*** Opening Document segment ***

Biomonitoring is the analysis of human bodily fluids and tissues for purposes of measuring people’s exposure to chemicals. Chemicals leave “markers” in the body that can be measured. Moreover, if a compound has already been processed by the body, researchers can also measure “metabolites,” which are the byproducts of the body’s absorption and processing of chemicals. The most advanced analytical tools can precisely detect chemicals in amounts as minuscule as one part per trillion, which equates to one particle of a compound for every 999,999,999,999 other particles. Or put another way, one part per trillion is equal to a single drop of liquid in 12 million gallons. Biomonitoring can involve a variety of body fluids and tissues. Blood, urine, saliva and breast milk are most commonly tested for the presence of chemical markers, although hair, nails, semen, fat and bone also may be sampled.[1]
Biomonitoring actually dates to the 1800s, when it was used to monitor the treatment of rheumatism with salicylic acid[2] and to test factory workers for exposure to lead.[3] Until recently, biomonitoring was largely conducted in occupational settings to monitor workers’ exposure to industrial compounds.
Detecting the presence of a chemical in human tissues or body fluids does not presage illness or disease. As noted by Dr. Julie Gerberding, director of the Centers for Disease Control and Prevention: “[W]hen we measure exposure, what we’re measuring is the presence or absence of the amount of various chemicals in the blood. That does not in any way directly correlate with a particular health effect or set of health effects. ...”[4] It is also important to note that the vast majority of chemicals — both naturally occurring and synthetic — that are currently tracked in biomonitoring studies do not produce adverse health effects.[5] The “dose” received is typically far below the level at which health effects occur.
The failure to detect a chemical in body tissues or fluids does not mean that exposure has not occurred. The human body is remarkably efficient at ridding itself of foreign substances; the evidence of exposure may simply have dissipated by the time biomonitoring is conducted. Thus, an accurate interpretation of biomonitoring data requires an understanding of how chemicals are eliminated from the body.*
The health consequences, if any, of chemical exposures are determined by a variety of factors, including the toxicity of a particular compound, the actual “dose,” and the route and timing of contact (i.e., exposure).
The utility of biomonitoring thus rests on understanding for each chemical the precise relationship between various pathways of exposure, the levels of exposure and the actual effects on the body. Simply put, biomonitoring data, in and of itself, cannot reveal the health effects of exposure.
Research is underway to understand more fully the complexities of chemicals in the human body. For example, the nonprofit International Life Sciences Institute† has established a biomonitoring technical committee to standardize both the proper methodology for biomonitoring and the interpretation of biomonitoring results. The committee is composed of representatives from five universities, 11 companies and six government agencies. Additionally, researchers are investigating the interplay in the body between various chemical exposures. Collectively, these efforts can improve our understanding of health effects associated with chemicals in the environment and help determine whether regulatory controls are effective or unduly restrictive.
* The study of how the human body absorbs and eliminates chemicals is known as pharmacokinetics.
† The nonprofit International Life Sciences Institute supports scientific research and educational programs that address health and environmental issues of public concern (see www.hesiglobal.org/).

*** Closing Document segment ***

| Problem set |
a) Rewrite the biomonitoring passage from "The utility of" up to and including "effects of exposure.", replacing "pathways" with "routes".
b) In the biomonitoring passage, what amount does one part per trillion equal when expressed as liquid?
The entries after this point are separate material and are not part of the biomonitoring passage.

*** Opening Extracted data ***

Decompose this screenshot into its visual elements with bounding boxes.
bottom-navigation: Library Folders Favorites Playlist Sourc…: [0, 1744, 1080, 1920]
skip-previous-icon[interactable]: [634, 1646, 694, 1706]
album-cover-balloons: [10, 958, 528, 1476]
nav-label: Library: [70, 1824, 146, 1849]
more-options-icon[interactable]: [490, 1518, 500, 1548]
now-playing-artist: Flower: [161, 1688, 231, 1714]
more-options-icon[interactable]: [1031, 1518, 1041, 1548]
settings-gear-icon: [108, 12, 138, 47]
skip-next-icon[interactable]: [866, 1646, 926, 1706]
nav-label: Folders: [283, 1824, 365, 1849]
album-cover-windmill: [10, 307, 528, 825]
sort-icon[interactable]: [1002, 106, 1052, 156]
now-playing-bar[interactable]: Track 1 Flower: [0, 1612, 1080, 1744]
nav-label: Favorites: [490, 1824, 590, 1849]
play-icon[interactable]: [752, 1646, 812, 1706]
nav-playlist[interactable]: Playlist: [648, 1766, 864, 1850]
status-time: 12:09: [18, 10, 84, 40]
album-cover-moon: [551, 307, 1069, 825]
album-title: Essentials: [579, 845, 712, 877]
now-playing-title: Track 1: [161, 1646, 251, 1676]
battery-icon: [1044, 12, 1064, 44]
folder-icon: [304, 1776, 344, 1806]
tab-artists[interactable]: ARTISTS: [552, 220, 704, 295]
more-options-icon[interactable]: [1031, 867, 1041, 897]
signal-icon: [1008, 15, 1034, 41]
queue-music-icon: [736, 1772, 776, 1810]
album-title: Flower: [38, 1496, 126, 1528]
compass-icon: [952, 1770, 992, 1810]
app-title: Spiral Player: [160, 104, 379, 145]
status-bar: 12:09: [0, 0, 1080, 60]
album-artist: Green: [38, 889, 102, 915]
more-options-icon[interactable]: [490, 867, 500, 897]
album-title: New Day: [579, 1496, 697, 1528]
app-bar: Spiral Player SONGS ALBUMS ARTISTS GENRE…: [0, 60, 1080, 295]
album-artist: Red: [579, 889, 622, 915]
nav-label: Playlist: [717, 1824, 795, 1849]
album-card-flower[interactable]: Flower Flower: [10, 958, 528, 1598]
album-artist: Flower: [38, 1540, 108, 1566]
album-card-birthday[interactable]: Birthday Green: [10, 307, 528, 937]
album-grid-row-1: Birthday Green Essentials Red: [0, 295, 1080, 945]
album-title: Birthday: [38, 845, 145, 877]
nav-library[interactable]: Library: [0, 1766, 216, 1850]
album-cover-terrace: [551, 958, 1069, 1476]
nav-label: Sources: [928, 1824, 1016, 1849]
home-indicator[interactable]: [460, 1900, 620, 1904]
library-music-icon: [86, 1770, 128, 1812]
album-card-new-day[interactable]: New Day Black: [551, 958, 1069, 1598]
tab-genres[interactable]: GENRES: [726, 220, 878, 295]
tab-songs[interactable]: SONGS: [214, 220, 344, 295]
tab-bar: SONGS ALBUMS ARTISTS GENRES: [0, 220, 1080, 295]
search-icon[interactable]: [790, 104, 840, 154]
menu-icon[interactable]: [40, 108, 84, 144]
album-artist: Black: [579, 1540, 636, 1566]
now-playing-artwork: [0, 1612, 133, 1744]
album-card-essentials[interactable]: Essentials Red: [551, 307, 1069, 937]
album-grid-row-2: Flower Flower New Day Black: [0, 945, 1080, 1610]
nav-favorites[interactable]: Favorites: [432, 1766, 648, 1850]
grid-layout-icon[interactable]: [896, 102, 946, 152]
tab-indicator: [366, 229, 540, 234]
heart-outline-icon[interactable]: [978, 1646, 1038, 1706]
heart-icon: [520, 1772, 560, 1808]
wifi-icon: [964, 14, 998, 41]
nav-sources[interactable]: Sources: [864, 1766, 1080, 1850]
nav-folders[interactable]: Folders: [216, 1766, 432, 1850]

*** Closing Extracted data ***

| Per-task outputs |
a)
The utility of biomonitoring thus rests on understanding for each chemical the precise relationship between various routes of exposure, the levels of exposure and the actual effects on the body. Simply put, biomonitoring data, in and of itself, cannot reveal the health effects of exposure.

b) A single drop of liquid in 12 million gallons.